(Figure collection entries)
- - - - - - -
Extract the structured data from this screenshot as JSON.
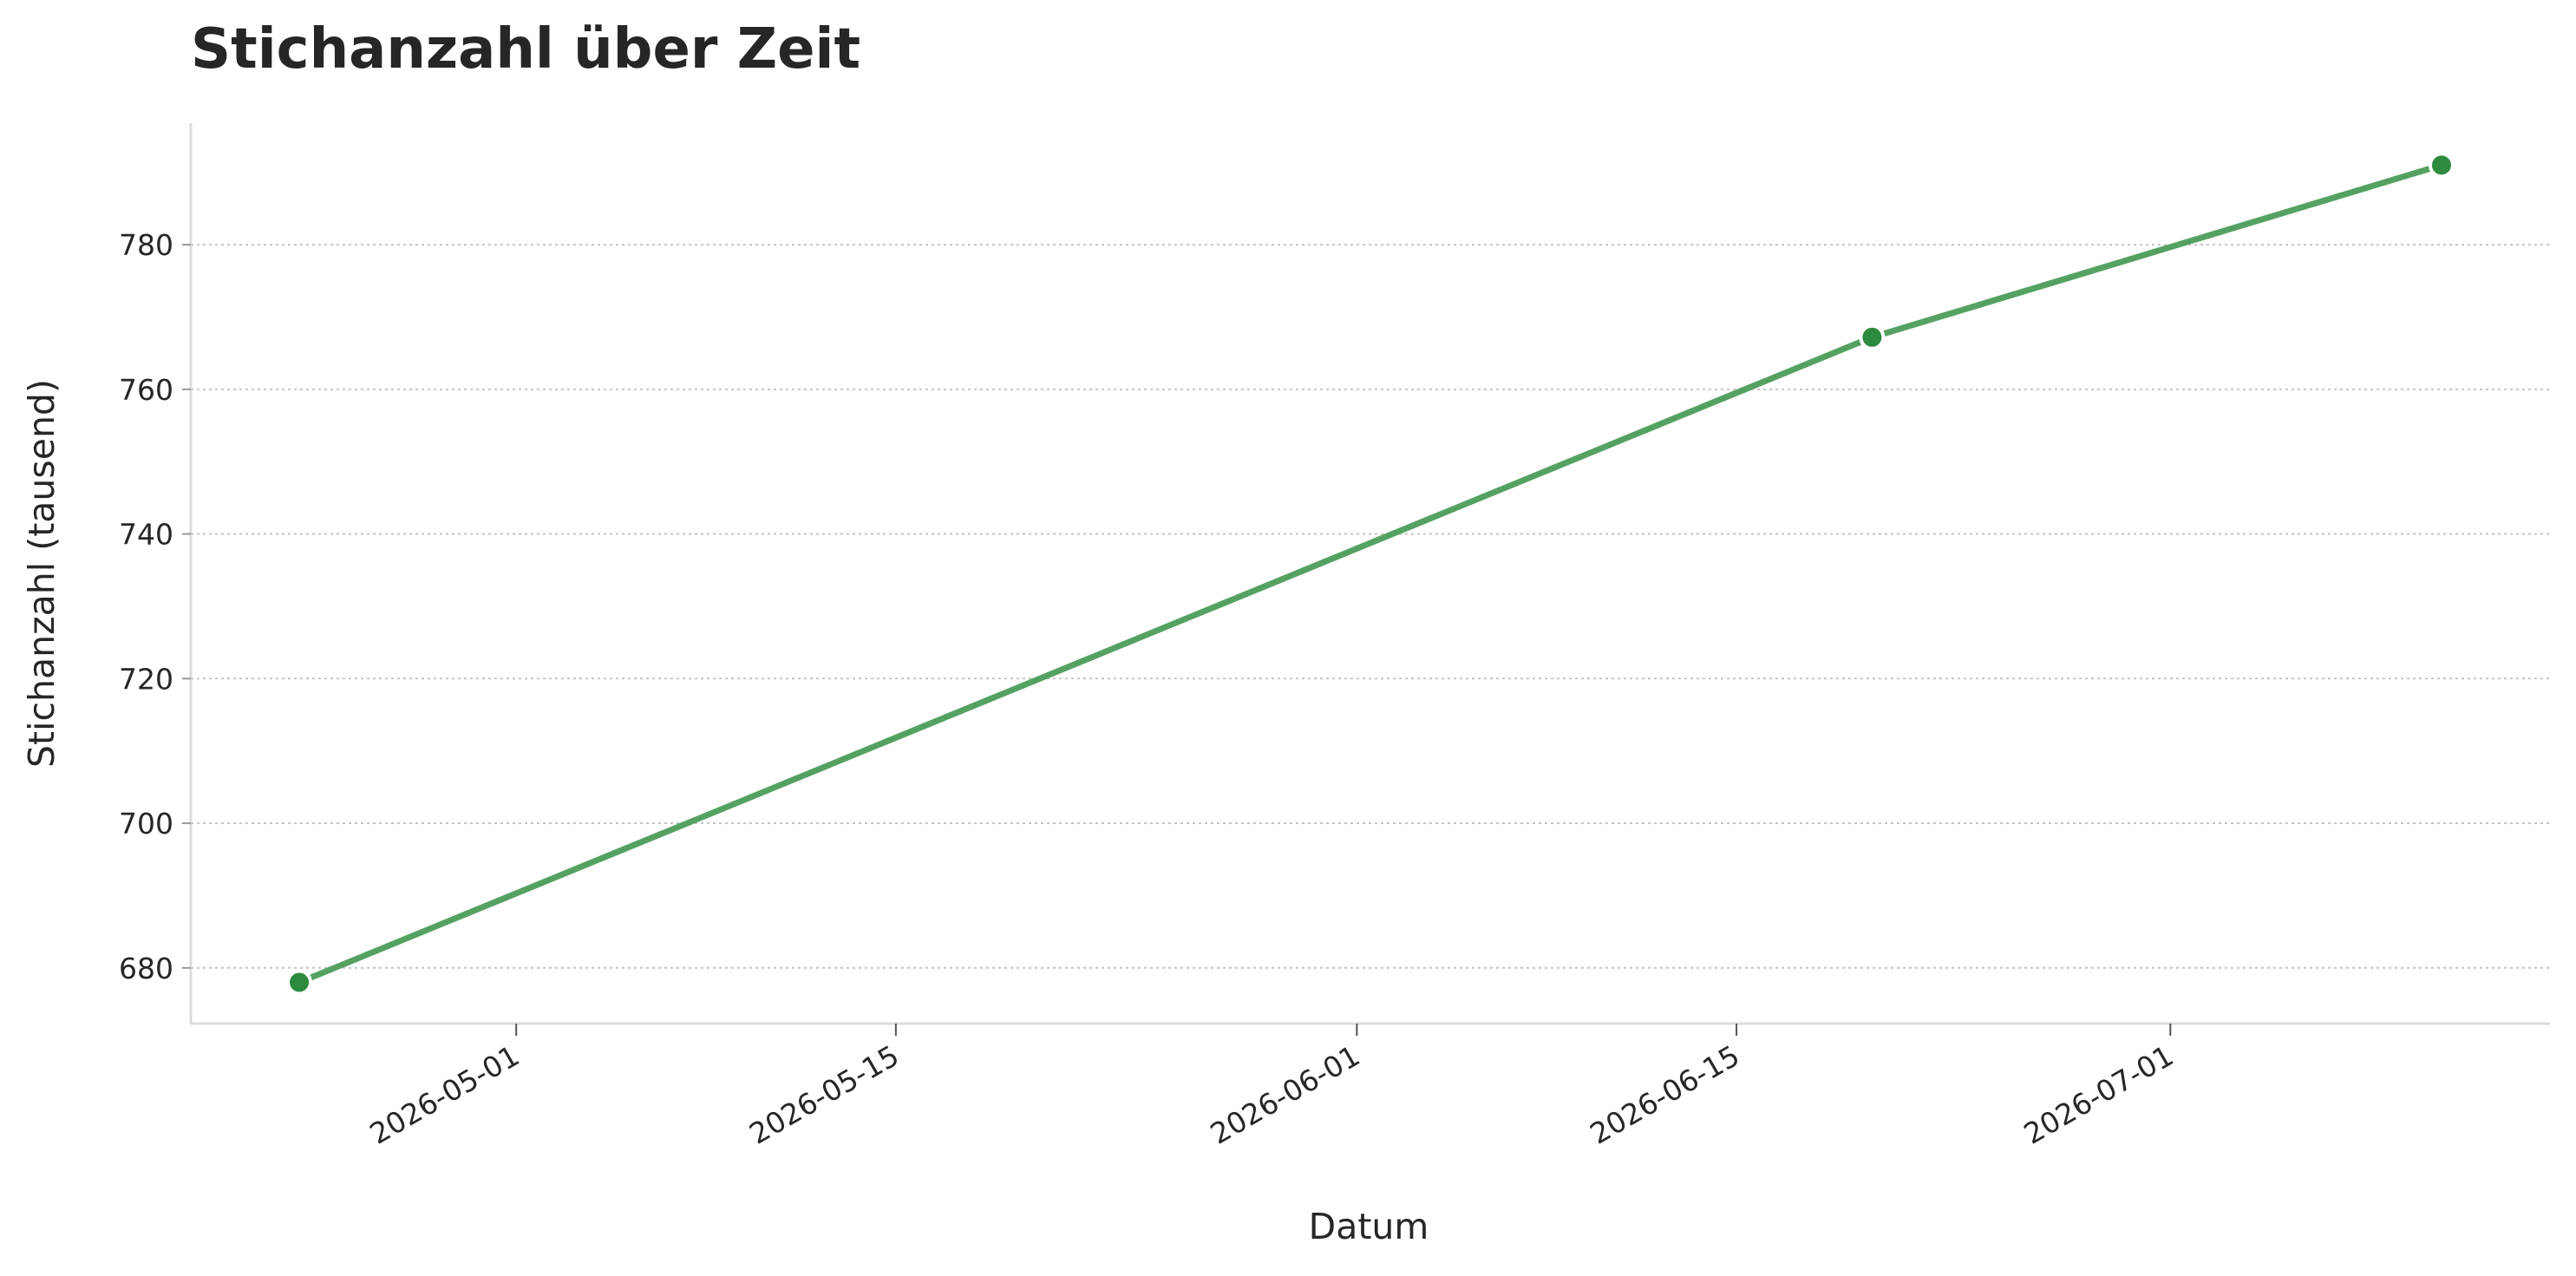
{
  "chart_data": {
    "type": "line",
    "title": "Stichanzahl über Zeit",
    "x_label": "Datum",
    "y_label": "Stichanzahl (tausend)",
    "x": [
      "2026-04-23",
      "2026-06-20",
      "2026-07-11"
    ],
    "series": [
      {
        "name": "Stichanzahl",
        "color": "#55a162",
        "marker_color": "#2d8a3e",
        "values": [
          678,
          767.2,
          791
        ]
      }
    ],
    "xlim": [
      "2026-04-19",
      "2026-07-15"
    ],
    "xticks": [
      "2026-05-01",
      "2026-05-15",
      "2026-06-01",
      "2026-06-15",
      "2026-07-01"
    ],
    "ylim": [
      672.3,
      796.8
    ],
    "yticks": [
      680,
      700,
      720,
      740,
      760,
      780
    ],
    "grid": true
  }
}
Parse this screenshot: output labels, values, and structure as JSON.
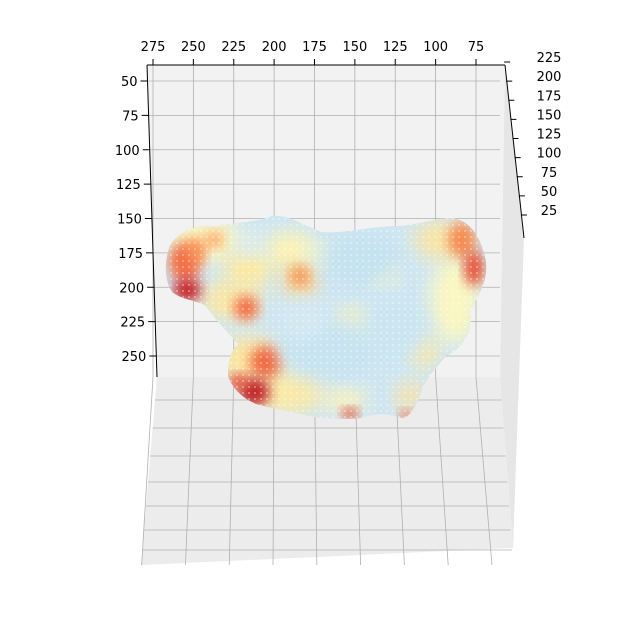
{
  "chart_data": {
    "type": "3d-surface",
    "colormap": "RdYlBu_r",
    "grid": true,
    "x_axis": {
      "ticks": [
        275,
        250,
        225,
        200,
        175,
        150,
        125,
        100,
        75
      ]
    },
    "y_axis": {
      "ticks": [
        50,
        75,
        100,
        125,
        150,
        175,
        200,
        225,
        250
      ]
    },
    "z_axis": {
      "ticks": [
        225,
        200,
        175,
        150,
        125,
        100,
        75,
        50,
        25
      ]
    },
    "hotspots": [
      {
        "region": "left-lobe-upper",
        "intensity": 0.95
      },
      {
        "region": "left-lobe-lower",
        "intensity": 0.9
      },
      {
        "region": "bottom-left-lobe",
        "intensity": 0.95
      },
      {
        "region": "right-lobe",
        "intensity": 0.85
      },
      {
        "region": "center-left",
        "intensity": 0.7
      },
      {
        "region": "bottom-center",
        "intensity": 0.8
      }
    ]
  }
}
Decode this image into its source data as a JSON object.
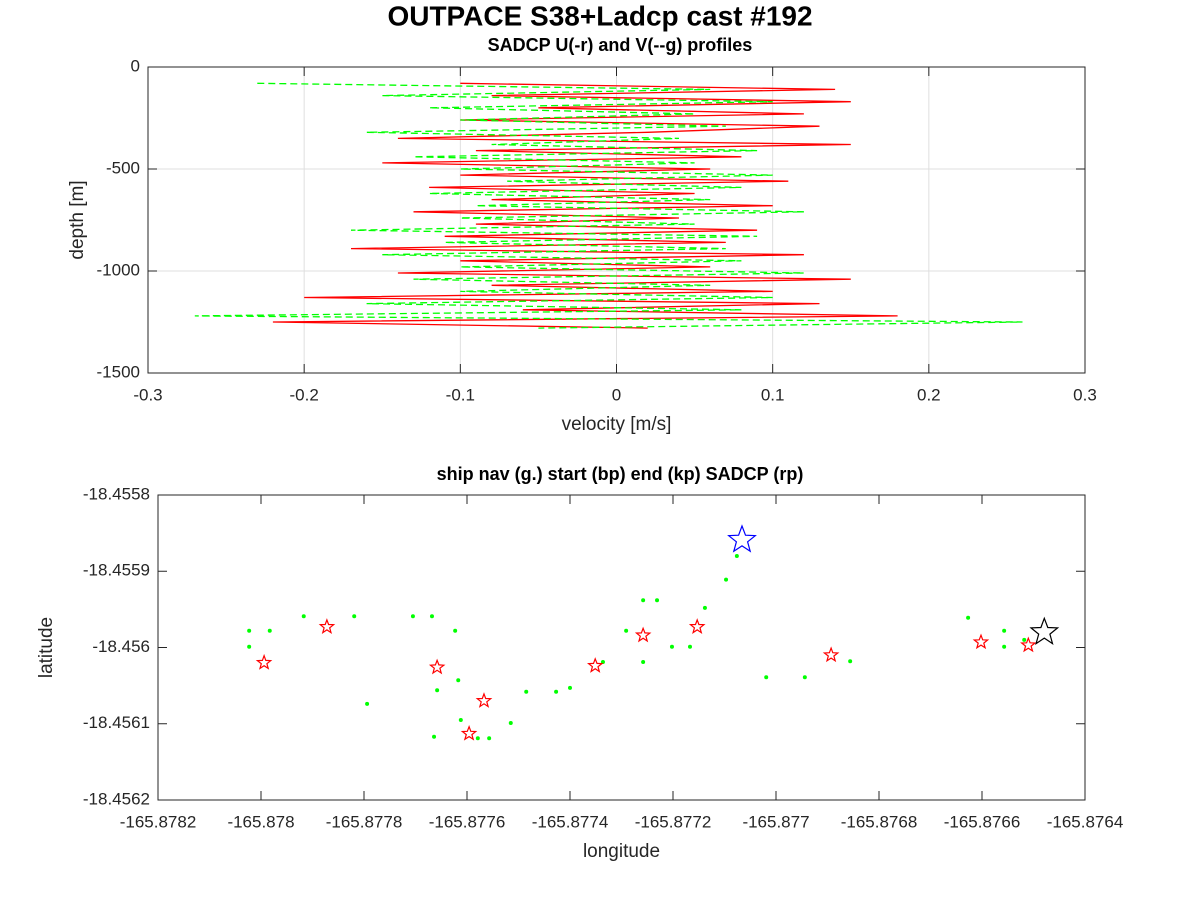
- - - - - - -
Copy each line from the records above that includes the string "center".

        "region": "center-left",
        "region": "bottom-center",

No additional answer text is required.